(DATASET ROWS):
● ● ● ●

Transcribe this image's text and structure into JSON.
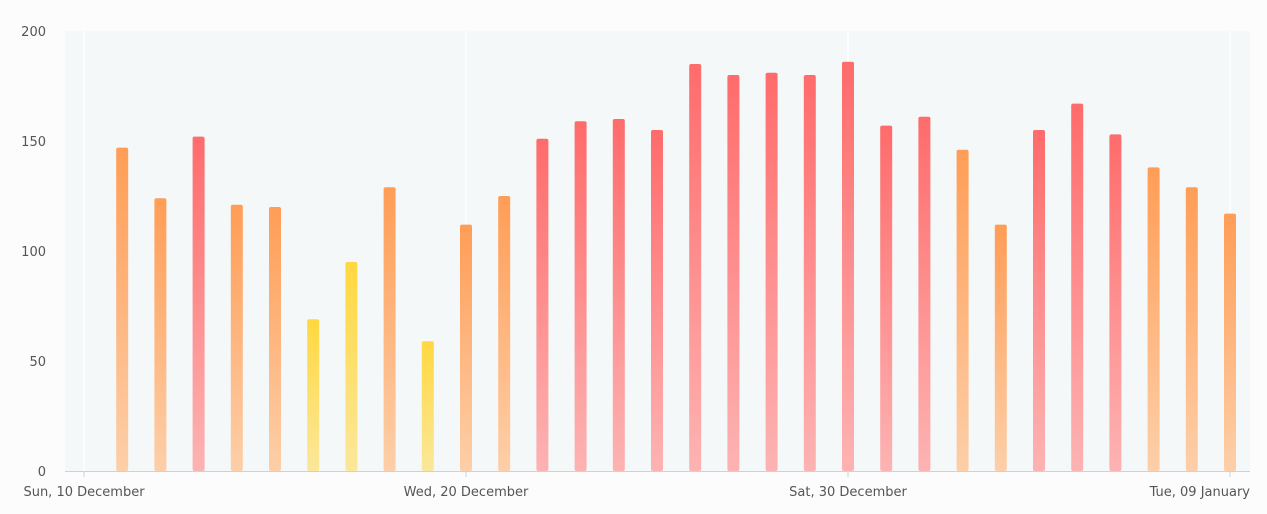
{
  "chart_data": {
    "type": "bar",
    "title": "",
    "xlabel": "",
    "ylabel": "",
    "ylim": [
      0,
      200
    ],
    "yticks": [
      0,
      50,
      100,
      150,
      200
    ],
    "x_tick_labels": [
      "Sun, 10 December",
      "Wed, 20 December",
      "Sat, 30 December",
      "Tue, 09 January"
    ],
    "x_tick_dates": [
      "2023-12-10",
      "2023-12-20",
      "2023-12-30",
      "2024-01-09"
    ],
    "grid": "vertical lines at labeled dates",
    "legend": "none",
    "series": [
      {
        "x": [
          "2023-12-11",
          "2023-12-12",
          "2023-12-13",
          "2023-12-14",
          "2023-12-15",
          "2023-12-16",
          "2023-12-17",
          "2023-12-18",
          "2023-12-19",
          "2023-12-20",
          "2023-12-21",
          "2023-12-22",
          "2023-12-23",
          "2023-12-24",
          "2023-12-25",
          "2023-12-26",
          "2023-12-27",
          "2023-12-28",
          "2023-12-29",
          "2023-12-30",
          "2023-12-31",
          "2024-01-01",
          "2024-01-02",
          "2024-01-03",
          "2024-01-04",
          "2024-01-05",
          "2024-01-06",
          "2024-01-07",
          "2024-01-08",
          "2024-01-09"
        ],
        "values": [
          147,
          124,
          152,
          121,
          120,
          69,
          95,
          129,
          59,
          112,
          125,
          151,
          159,
          160,
          155,
          185,
          180,
          181,
          180,
          186,
          157,
          161,
          146,
          112,
          155,
          167,
          153,
          138,
          129,
          117
        ]
      }
    ],
    "colors": {
      "red_top": "#ff6b6b",
      "red_bottom": "#fdb3b3",
      "orange_top": "#ff9d56",
      "orange_bottom": "#fdcfa8",
      "yellow_top": "#ffd840",
      "yellow_bottom": "#fbe79a",
      "plot_bg": "#f5f8f9",
      "axis": "#c9d2e0",
      "grid": "#ffffff"
    }
  }
}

● ● ● ●

(SHORT EXERCISE):
Your copy of the data above should match it exactly, except that pictures are left out.

(TASK RESULT):
Transcribe this image's text and structure into JSON.
{
  "chart_data": {
    "type": "bar",
    "title": "",
    "xlabel": "",
    "ylabel": "",
    "ylim": [
      0,
      200
    ],
    "yticks": [
      0,
      50,
      100,
      150,
      200
    ],
    "x_tick_labels": [
      "Sun, 10 December",
      "Wed, 20 December",
      "Sat, 30 December",
      "Tue, 09 January"
    ],
    "x_tick_dates": [
      "2023-12-10",
      "2023-12-20",
      "2023-12-30",
      "2024-01-09"
    ],
    "grid": "vertical lines at labeled dates",
    "legend": "none",
    "series": [
      {
        "x": [
          "2023-12-11",
          "2023-12-12",
          "2023-12-13",
          "2023-12-14",
          "2023-12-15",
          "2023-12-16",
          "2023-12-17",
          "2023-12-18",
          "2023-12-19",
          "2023-12-20",
          "2023-12-21",
          "2023-12-22",
          "2023-12-23",
          "2023-12-24",
          "2023-12-25",
          "2023-12-26",
          "2023-12-27",
          "2023-12-28",
          "2023-12-29",
          "2023-12-30",
          "2023-12-31",
          "2024-01-01",
          "2024-01-02",
          "2024-01-03",
          "2024-01-04",
          "2024-01-05",
          "2024-01-06",
          "2024-01-07",
          "2024-01-08",
          "2024-01-09"
        ],
        "values": [
          147,
          124,
          152,
          121,
          120,
          69,
          95,
          129,
          59,
          112,
          125,
          151,
          159,
          160,
          155,
          185,
          180,
          181,
          180,
          186,
          157,
          161,
          146,
          112,
          155,
          167,
          153,
          138,
          129,
          117
        ]
      }
    ],
    "colors": {
      "red_top": "#ff6b6b",
      "red_bottom": "#fdb3b3",
      "orange_top": "#ff9d56",
      "orange_bottom": "#fdcfa8",
      "yellow_top": "#ffd840",
      "yellow_bottom": "#fbe79a",
      "plot_bg": "#f5f8f9",
      "axis": "#c9d2e0",
      "grid": "#ffffff"
    }
  }
}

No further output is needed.